(Image layout annotations)
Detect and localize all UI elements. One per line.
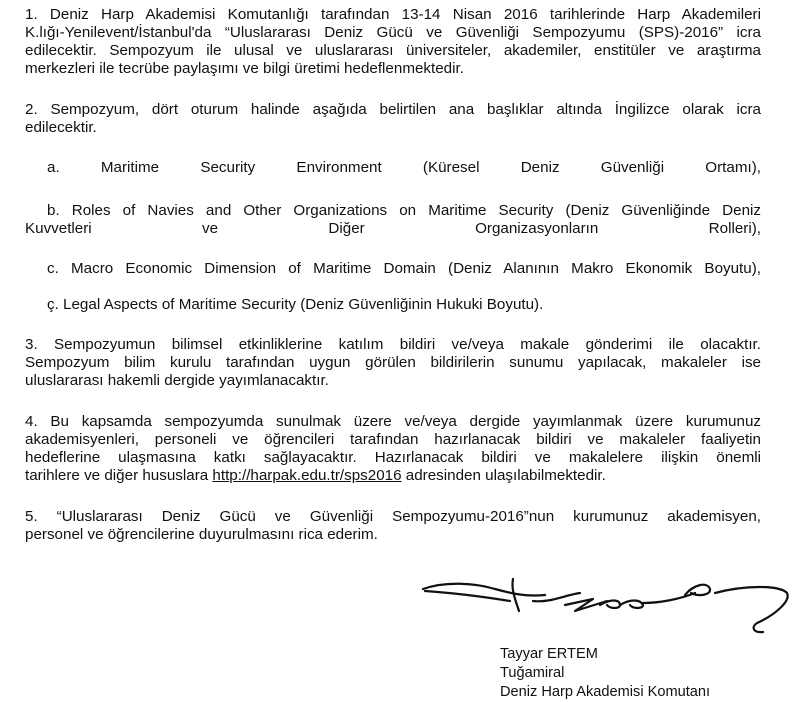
text-line: personel ve öğrencilerine duyurulmasını rica ederim. [25, 526, 378, 543]
session-item-c-cedilla: ç. Legal Aspects of Maritime Security (Deniz Güvenliğinin Hukuki Boyutu). [47, 296, 544, 313]
session-item-c: c. Macro Economic Dimension of Maritime Domain (Deniz Alanının Makro Ekonomik Boyutu), [47, 260, 761, 277]
text-line: akademisyenleri, personeli ve öğrencileri tarafından hazırlanacak bildiri ve makaleler faaliyetin [25, 431, 761, 448]
text-span: tarihlere ve diğer hususlara [25, 467, 213, 484]
text-line: hedeflerine ulaşmasına katkı sağlayacaktır. Hazırlanacak bildiri ve makalelere ilişkin önemli [25, 449, 761, 466]
text-line: edilecektir. Sempozyum ile ulusal ve uluslararası üniversiteler, akademiler, enstitüler ve araştırma [25, 42, 761, 59]
signatory-block [500, 645, 710, 702]
signatory-rank: Tuğamiral [500, 665, 565, 681]
session-item-a: a. Maritime Security Environment (Küresel Deniz Güvenliği Ortamı), [47, 159, 761, 176]
text-line: 5. “Uluslararası Deniz Gücü ve Güvenliği Sempozyumu-2016”nun kurumunuz akademisyen, [25, 508, 761, 525]
text-line: merkezleri ile tecrübe paylaşımı ve bilgi üretimi hedeflenmektedir. [25, 60, 464, 77]
text-line [25, 467, 761, 485]
handwritten-signature-icon [415, 575, 795, 635]
symposium-link[interactable]: http://harpak.edu.tr/sps2016 [212, 467, 402, 484]
text-line: Sempozyum bilim kurulu tarafından uygun görülen bildirilerin sunumu yapılacak, makaleler ise [25, 354, 761, 371]
session-item-b-continued: Kuvvetleri ve Diğer Organizasyonların Rolleri), [25, 220, 761, 237]
session-item-b: b. Roles of Navies and Other Organizations on Maritime Security (Deniz Güvenliğinde Deniz [47, 202, 761, 219]
signatory-title: Deniz Harp Akademisi Komutanı [500, 684, 711, 700]
text-line: 1. Deniz Harp Akademisi Komutanlığı tarafından 13-14 Nisan 2016 tarihlerinde Harp Akademileri [25, 6, 761, 23]
text-span: adresinden ulaşılabilmektedir. [401, 467, 606, 484]
text-line: K.lığı-Yenilevent/İstanbul'da “Uluslararası Deniz Gücü ve Güvenliği Sempozyumu (SPS)-2016” icra [25, 24, 761, 41]
text-line: uluslararası hakemli dergide yayımlanacaktır. [25, 372, 329, 389]
signatory-name: Tayyar ERTEM [500, 646, 598, 662]
text-line: 3. Sempozyumun bilimsel etkinliklerine katılım bildiri ve/veya makale gönderimi ile olacaktır. [25, 336, 761, 353]
text-line: 4. Bu kapsamda sempozyumda sunulmak üzere ve/veya dergide yayımlanmak üzere kurumunuz [25, 413, 761, 430]
text-line: 2. Sempozyum, dört oturum halinde aşağıda belirtilen ana başlıklar altında İngilizce olarak icra [25, 101, 761, 118]
text-line: edilecektir. [25, 119, 97, 136]
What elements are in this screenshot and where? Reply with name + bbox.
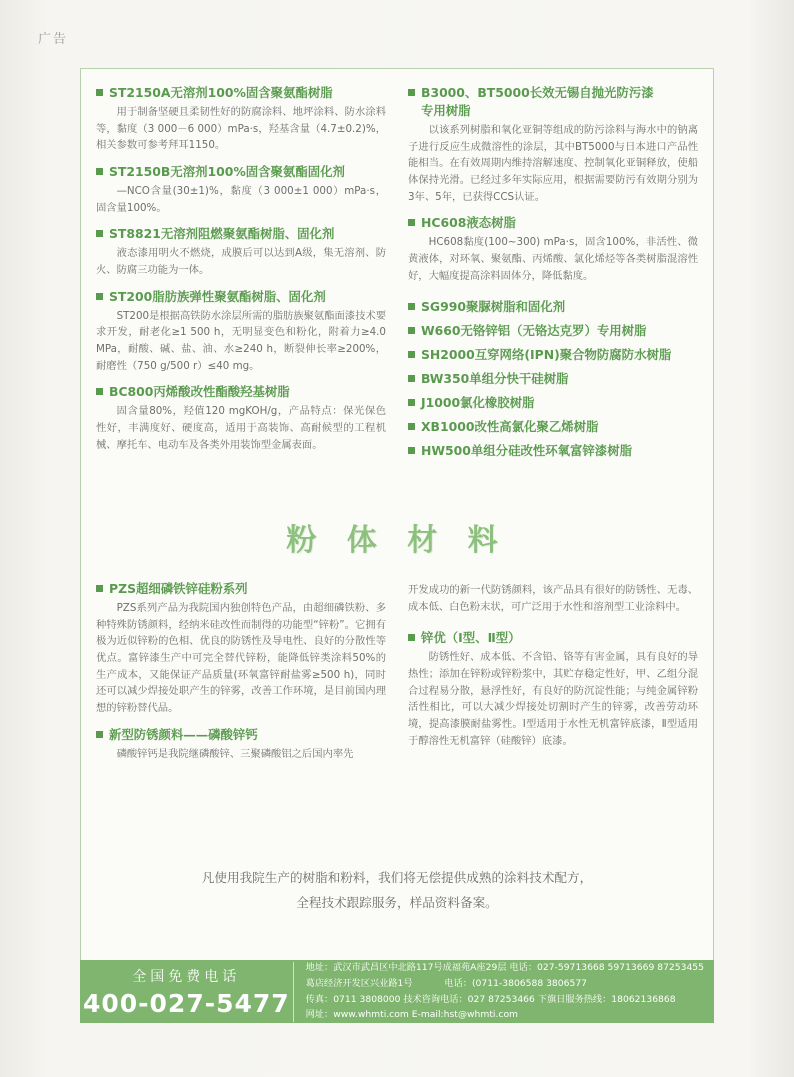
bullet-square-icon — [96, 89, 103, 96]
product-heading — [408, 442, 698, 460]
bullet-square-icon — [96, 168, 103, 175]
footer-contact-info — [294, 956, 714, 1027]
product-entry — [96, 225, 386, 278]
footer-address-line-2-tel: 电话：(0711-3806588 3806577 — [444, 977, 588, 989]
product-body: 磷酸锌钙是我院继磷酸锌、三聚磷酸铝之后国内率先 — [116, 747, 354, 760]
bullet-square-icon — [96, 731, 103, 738]
bullet-square-icon — [408, 327, 415, 334]
bullet-square-icon — [408, 303, 415, 310]
bullet-square-icon — [408, 399, 415, 406]
product-body: 防锈性好、成本低、不含铅、铬等有害金属，具有良好的导热性；添加在锌粉或锌粉浆中，其贮存稳定性好，甲、乙组分混合过程易分散，悬浮性好，有良好的防沉淀性能；与纯金属锌粉活性相比，可以大减少焊接处切割时产生的锌雾，改善劳动环境，提高漆膜耐盐雾性。Ⅰ型适用于水性无机富锌底漆，Ⅱ型适用于醇溶性无机富锌（硅酸锌）底漆。 — [408, 651, 698, 747]
product-title: BW350单组分快干硅树脂 — [421, 371, 569, 387]
bullet-square-icon — [408, 351, 415, 358]
product-title: ST2150B无溶剂100%固含聚氨酯固化剂 — [109, 164, 345, 179]
product-title: PZS超细磷铁锌硅粉系列 — [109, 581, 248, 596]
product-heading — [408, 418, 698, 436]
product-heading — [408, 298, 698, 316]
list-item — [408, 418, 698, 436]
product-title: J1000氯化橡胶树脂 — [421, 395, 535, 411]
product-title: SG990聚脲树脂和固化剂 — [421, 299, 566, 315]
product-entry — [96, 84, 386, 154]
product-title: W660无铬锌铝（无铬达克罗）专用树脂 — [421, 323, 647, 339]
product-heading — [408, 214, 698, 232]
product-entry — [96, 383, 386, 453]
product-heading — [408, 322, 698, 340]
product-body: 用于制备坚硬且柔韧性好的防腐涂料、地坪涂料、防水涂料等，黏度（3 000－6 000）mPa·s，羟基含量（4.7±0.2)%，相关参数可参考拜耳1150。 — [96, 105, 386, 152]
product-heading — [96, 84, 386, 102]
hotline-number: 400-027-5477 — [82, 988, 290, 1018]
product-heading — [96, 225, 386, 243]
footer-address-line-3: 传真：0711 3808000 技术咨询电话：027 87253466 下旗日服务热线：18062136868 — [305, 993, 676, 1005]
product-body: 以该系列树脂和氧化亚铜等组成的防污涂料与海水中的钠离子进行反应生成微溶性的涂层，其中BT5000与日本进口产品性能相当。在有效周期内维持溶解速度、控制氧化亚铜释放，使船体保持光滑。已经过多年实际应用，根据需要防污有效期分别为3年、5年，已获得CCS认证。 — [408, 123, 698, 203]
product-entry — [96, 580, 386, 717]
powder-left-column — [96, 580, 386, 771]
footer-hotline — [80, 962, 294, 1022]
product-name-list — [408, 298, 698, 460]
product-body: 液态漆用明火不燃烧，成膜后可以达到A级，集无溶剂、防火、防腐三功能为一体。 — [96, 247, 386, 276]
powder-columns — [96, 580, 698, 771]
closing-line-1: 凡使用我院生产的树脂和粉料，我们将无偿提供成熟的涂料技术配方， — [201, 870, 593, 885]
product-title: HC608液态树脂 — [421, 215, 516, 231]
product-heading — [408, 394, 698, 412]
bullet-square-icon — [408, 219, 415, 226]
powder-continuation-text: 开发成功的新一代防锈颜料，该产品具有很好的防锈性、无毒、成本低、白色粉末状，可广泛用于水性和溶剂型工业涂料中。 — [408, 584, 698, 613]
product-entry — [96, 726, 386, 763]
footer-address-line-4: 网址：www.whmti.com E-mail:hst@whmti.com — [305, 1009, 519, 1021]
list-item — [408, 346, 698, 364]
section-title-powder: 粉 体 材 料 — [286, 523, 508, 558]
closing-statement — [96, 865, 698, 915]
product-body: ST200是根据高铁防水涂层所需的脂肪族聚氨酯面漆技术要求开发，耐老化≥1 500 h，无明显变色和粉化，附着力≥4.0 MPa，耐酸、碱、盐、油、水≥240 h，断裂伸长率≥200%，耐磨性（750 g/500 r）≤40 mg。 — [96, 309, 386, 372]
product-title: HW500单组分硅改性环氧富锌漆树脂 — [421, 443, 632, 459]
footer-address-line-2: 葛店经济开发区兴业路1号 — [305, 977, 413, 989]
product-entry — [408, 629, 698, 749]
product-heading — [96, 580, 386, 598]
list-item — [408, 370, 698, 388]
product-heading — [408, 346, 698, 364]
product-body: PZS系列产品为我院国内独创特色产品，由超细磷铁粉、多种特殊防锈颜料，经纳米硅改性而制得的功能型“锌粉”。它拥有极为近似锌粉的色相、优良的防锈性及导电性、良好的分散性等优点。富锌漆生产中可完全替代锌粉，能降低锌类涂料50%的生产成本，又能保证产品质量(环氧富锌耐盐雾≥500 h)，同时还可以减少焊接处职产生的锌雾，改善工作环境，是目前国内理想的锌粉替代品。 — [96, 601, 386, 715]
product-body: —NCO含量(30±1)%，黏度（3 000±1 000）mPa·s，固含量100%。 — [96, 184, 386, 214]
bullet-square-icon — [408, 423, 415, 430]
product-entry — [408, 214, 698, 284]
bullet-square-icon — [408, 375, 415, 382]
bullet-square-icon — [96, 388, 103, 395]
list-item — [408, 394, 698, 412]
product-body: HC608黏度(100~300) mPa·s，固含100%，非活性、微黄液体，对环氧、聚氨酯、丙烯酸、氯化烯烃等各类树脂混溶性好，大幅度提高涂料固体分，降低黏度。 — [408, 236, 698, 282]
hotline-label: 全国免费电话 — [132, 968, 241, 985]
bullet-square-icon — [96, 585, 103, 592]
top-columns — [96, 84, 698, 466]
product-heading — [408, 370, 698, 388]
product-entry — [96, 163, 386, 216]
product-heading — [408, 84, 698, 102]
bullet-square-icon — [96, 230, 103, 237]
product-title: 锌优（Ⅰ型、Ⅱ型） — [421, 630, 521, 646]
product-heading — [96, 288, 386, 306]
product-body: 固含量80%，羟值120 mgKOH/g，产品特点：保光保色性好，丰满度好、硬度高，适用于高装饰、高耐候型的工程机械、摩托车、电动车及各类外用装饰型金属表面。 — [96, 405, 386, 451]
list-item — [408, 298, 698, 316]
product-title: XB1000改性高氯化聚乙烯树脂 — [421, 419, 599, 435]
ad-mark: 广告 — [38, 32, 69, 47]
bullet-square-icon — [96, 293, 103, 300]
product-heading — [96, 383, 386, 401]
footer-address-line-2-wrap — [306, 976, 704, 992]
product-title: SH2000互穿网络(IPN)聚合物防腐防水树脂 — [421, 347, 672, 363]
product-title-line2: 专用树脂 — [421, 102, 471, 118]
list-item — [408, 442, 698, 460]
product-entry — [408, 84, 698, 205]
product-title: B3000、BT5000长效无锡自抛光防污漆 — [421, 85, 654, 100]
bullet-square-icon — [408, 634, 415, 641]
closing-line-2: 全程技术跟踪服务，样品资料备案。 — [296, 895, 498, 911]
product-title: ST200脂肪族弹性聚氨酯树脂、固化剂 — [109, 288, 326, 304]
product-title-second-line-wrap — [408, 102, 698, 120]
product-entry — [96, 288, 386, 375]
bullet-square-icon — [408, 447, 415, 454]
product-title: BC800丙烯酸改性酯酸羟基树脂 — [109, 384, 290, 400]
product-heading — [96, 163, 386, 181]
list-item — [408, 322, 698, 340]
powder-right-column — [408, 580, 698, 771]
footer-bar — [80, 960, 714, 1023]
right-column — [408, 84, 698, 466]
left-column — [96, 84, 386, 466]
product-title: ST2150A无溶剂100%固含聚氨酯树脂 — [109, 85, 333, 100]
product-heading — [408, 629, 698, 647]
product-title: ST8821无溶剂阻燃聚氨酯树脂、固化剂 — [109, 226, 335, 242]
footer-address-line-1: 地址：武汉市武昌区中北路117号成福苑A座29层 电话：027-59713668 59713669 87253455 — [305, 961, 704, 973]
product-heading — [96, 726, 386, 744]
bullet-square-icon — [408, 89, 415, 96]
product-title: 新型防锈颜料——磷酸锌钙 — [109, 726, 258, 742]
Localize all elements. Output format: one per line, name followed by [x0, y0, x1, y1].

* **Task prompt**
Echo every line of the listing from the line containing "text-line: personel ve" down to the line containing "session-item-c: c. Macro", both included.

* **Reply to the exercise**
text-line: personel ve öğrencilerine duyurulmasını rica ederim. [25, 526, 378, 543]
session-item-c-cedilla: ç. Legal Aspects of Maritime Security (Deniz Güvenliğinin Hukuki Boyutu). [47, 296, 544, 313]
session-item-c: c. Macro Economic Dimension of Maritime Domain (Deniz Alanının Makro Ekonomik Boyutu), [47, 260, 761, 277]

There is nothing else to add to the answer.